SOURCE:
★ ★ ★

Bahrain GT Festival – The Final – Race Report
Cooper Ferrari(!)

60 minutes of racing around the Bahrain International Circuit brought the 2004 GT festival to a close, with 40 cars taking the start.

From the off it was Simonsen into the lead in the #8 Coopers Racing Ferrari 550, the Ferrari’s sprint start bettering Dedours’ Larbre Viper’s. Haring up to third was Wolfgang Kaufmann, from eighth on the grid - the Wieth Ferrari driver then defending his hard-fought position vigorously from the close attention of Lacroix-Wasover in the Force One Viper in a door banging moment through turn three. Very Grand Am.

In GT2 it was Belloc’s Ferrari that was first to show, Lars Erik Nielsen hanging on gamely against the pro.

Francois Fiat meanwhile was right in the thick of things in the DDO Saleen, the gentleman driver looking to keep the gap to the leader as narrow as possible, before handing over to Dominic Dupuy later.

There was contact further down the field between the Rollcentre Mosler and the #33 Laurent Nef Porsche. Both would continue but later retire, the Mosler with a broken left front wishbone, the Porsche with various componentry strewn around the infield.

Adam Sharpe had a fantastic first three quarters of a lap, up to sixth overall in the #44 Tech 9 GT2 Porsche, but a spin on the outside of Turn 12 would drop the car right down to the back of the field. Contact? The trailing rear bodywork seemed to indicate that it was a not entirely solo effort.

Kaufmann meanwhile had made his way past the second Viper and up into second spot (best ever performance by the German 550, great to see) and was now haring off in pursuit of Simonsen, with Fiat up to fourth, having got by the Force One Viper. But it was a short lived moment of glory for the Wieth 550, the car pitting into retirement at the end of lap three after losing a cylinder, Kaufmann bitterly disappointed at such an early end to a very promising run. He had had the Coopers car in his gunsight!

Further down the order the Morgan was charging, Aaron Scott powering the Aero 8 up to 12th overall in the early stages. Also storming along was the #66 Porsche of Colas, up from 43rd on the grid to an incredible eleventh place, after 10 minutes.

Francois Fiat was having a fine run, up to second place having demoted both Vipers. Simonsen though was now almost 20 seconds ahead - but not for long.

With 14 minutes of the race run the Safety Car appeared, reason unknown, but cynics were to speculate that there were several cars that would struggle to make the 60 minute race at racing speed on their available fuel load. No matter, the field closed up, the Lexus initially failing to pick up the leader, but Simonsen slowing to allow the correct order behind the SC.

Three laps under the full course yellow were deemed to be enough and we were off once again, Simonsen haring away with a lap in the 1:59s, good enough to open an immediate 6.5 second gap.

★ ★ ★

BRIEF 1: In the entries, rewrite the lines as a numbered list, from the line with "paragraph-line: 第七条 会费管理按照国家规定的《民间非营利组织会计制" up to and including the line with "article9-line [138,1110,966,1164]", with blank lines left out.

(Raw records)
★ ★ ★

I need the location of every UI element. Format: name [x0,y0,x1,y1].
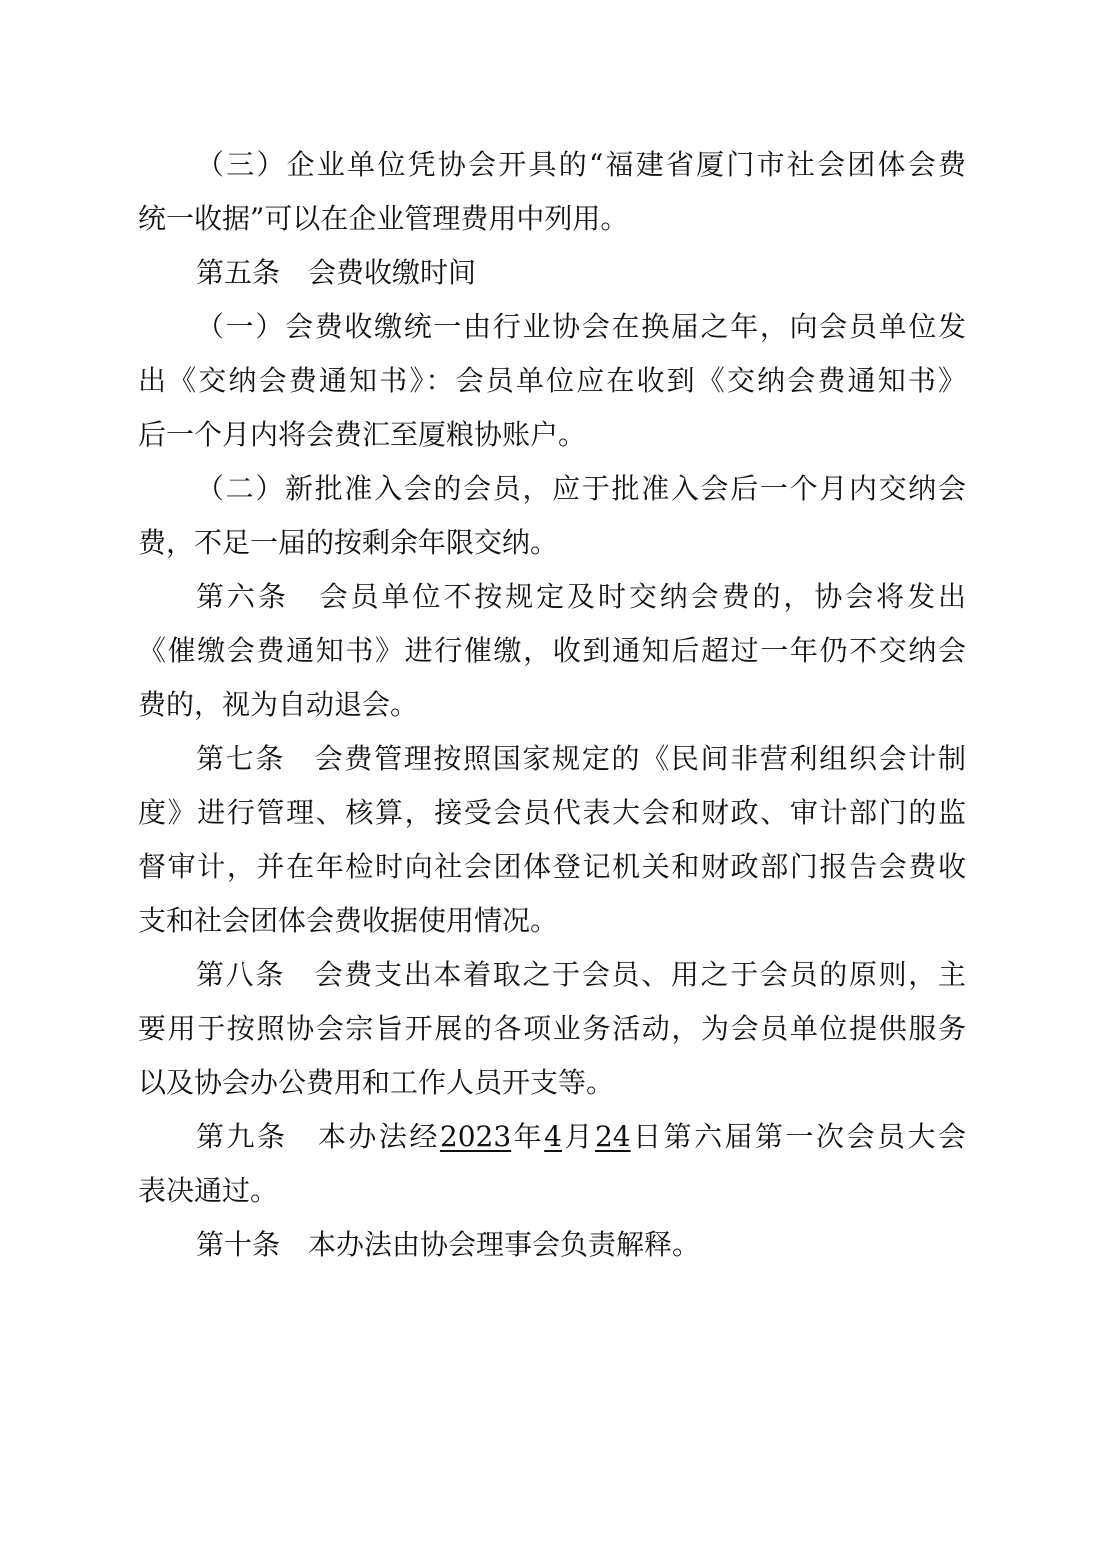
paragraph-line: 第七条 会费管理按照国家规定的《民间非营利组织会计制 [196,742,966,775]
paragraph-line: 第八条 会费支出本着取之于会员、用之于会员的原则，主 [196,958,966,991]
paragraph-line: 要用于按照协会宗旨开展的各项业务活动，为会员单位提供服务 [138,1012,966,1045]
article9-year-unit: 年 [511,1120,545,1153]
paragraph-line: 《催缴会费通知书》进行催缴，收到通知后超过一年仍不交纳会 [138,634,966,667]
paragraph-line: （二）新批准入会的会员，应于批准入会后一个月内交纳会 [196,472,966,505]
paragraph-line: 度》进行管理、核算，接受会员代表大会和财政、审计部门的监 [138,796,966,829]
article-heading: 第五条 会费收缴时间 [196,256,477,289]
paragraph-line: 出《交纳会费通知书》：会员单位应在收到《交纳会费通知书》 [138,364,966,397]
article9-year: 2023 [439,1120,512,1153]
paragraph-line: （一）会费收缴统一由行业协会在换届之年，向会员单位发 [196,310,966,343]
article10-line: 第十条 本办法由协会理事会负责解释。 [196,1228,701,1261]
article9-line [138,1110,966,1164]
document-page [138,138,966,1272]
paragraph-line: 第六条 会员单位不按规定及时交纳会费的，协会将发出 [196,580,966,613]
paragraph-line: 统一收据”可以在企业管理费用中列用。 [138,202,629,235]
article9-prefix: 第九条 本办法经 [196,1120,440,1153]
article9-month-unit: 月 [561,1120,595,1153]
paragraph-line: 费的，视为自动退会。 [138,688,419,721]
paragraph-line: 后一个月内将会费汇至厦粮协账户。 [138,418,587,451]
article9-suffix: 日第六届第一次会员大会 [630,1120,966,1153]
paragraph-line: 督审计，并在年检时向社会团体登记机关和财政部门报告会费收 [138,850,966,883]
paragraph-line: 费，不足一届的按剩余年限交纳。 [138,526,559,559]
paragraph-line: 表决通过。 [138,1174,279,1207]
paragraph-line: 以及协会办公费用和工作人员开支等。 [138,1066,615,1099]
article9-day: 24 [594,1120,631,1153]
paragraph-line: 支和社会团体会费收据使用情况。 [138,904,559,937]
article9-month: 4 [544,1120,562,1153]
paragraph-line: （三）企业单位凭协会开具的“福建省厦门市社会团体会费 [196,148,966,181]
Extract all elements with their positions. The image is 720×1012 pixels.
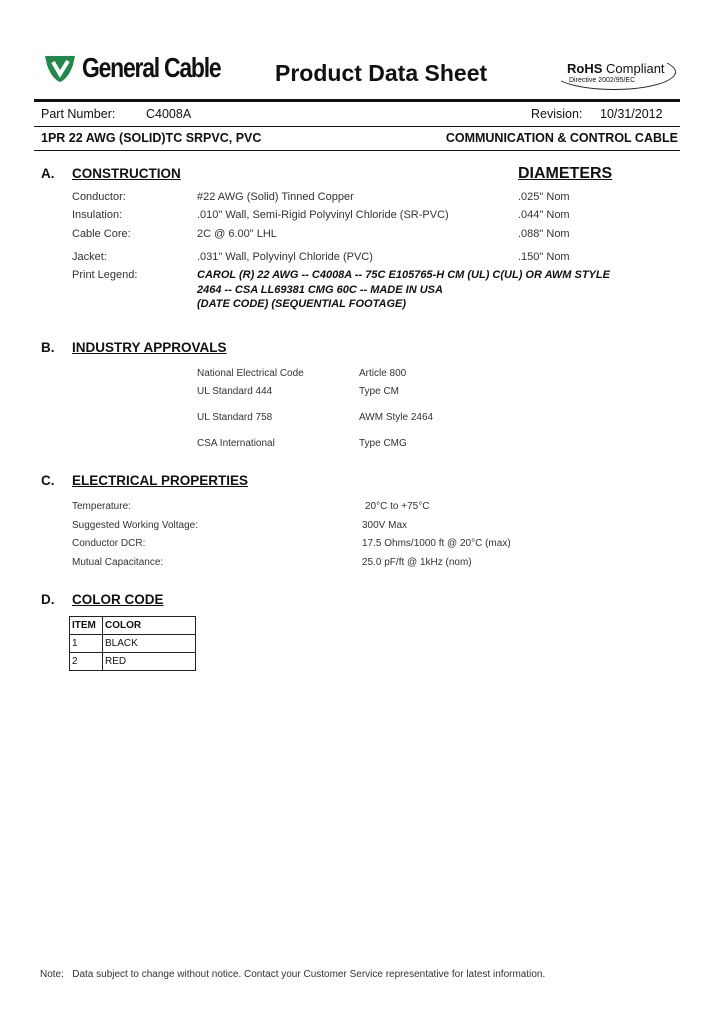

★ ★ ★

BRIEF 2: Print the race report from "Francois Fiat was" up to and including "6.5 second gap.".

RIGHT ANSWER 1:
1. paragraph-line: 第七条 会费管理按照国家规定的《民间非营利组织会计制 [196,742,966,775]
2. paragraph-line: 第八条 会费支出本着取之于会员、用之于会员的原则，主 [196,958,966,991]
3. paragraph-line: 要用于按照协会宗旨开展的各项业务活动，为会员单位提供服务 [138,1012,966,1045]
4. article9-year-unit: 年 [511,1120,545,1153]
5. paragraph-line: 《催缴会费通知书》进行催缴，收到通知后超过一年仍不交纳会 [138,634,966,667]
6. paragraph-line: （二）新批准入会的会员，应于批准入会后一个月内交纳会 [196,472,966,505]
7. paragraph-line: 度》进行管理、核算，接受会员代表大会和财政、审计部门的监 [138,796,966,829]
8. article-heading: 第五条 会费收缴时间 [196,256,477,289]
9. paragraph-line: 出《交纳会费通知书》：会员单位应在收到《交纳会费通知书》 [138,364,966,397]
10. article9-year: 2023 [439,1120,512,1153]
11. paragraph-line: （一）会费收缴统一由行业协会在换届之年，向会员单位发 [196,310,966,343]
12. article10-line: 第十条 本办法由协会理事会负责解释。 [196,1228,701,1261]
13. article9-line [138,1110,966,1164]

RIGHT ANSWER 2:
Francois Fiat was having a fine run, up to second place having demoted both Vipers. Simonsen though was now almost 20 seconds ahead - but not for long.

With 14 minutes of the race run the Safety Car appeared, reason unknown, but cynics were to speculate that there were several cars that would struggle to make the 60 minute race at racing speed on their available fuel load. No matter, the field closed up, the Lexus initially failing to pick up the leader, but Simonsen slowing to allow the correct order behind the SC.

Three laps under the full course yellow were deemed to be enough and we were off once again, Simonsen haring away with a lap in the 1:59s, good enough to open an immediate 6.5 second gap.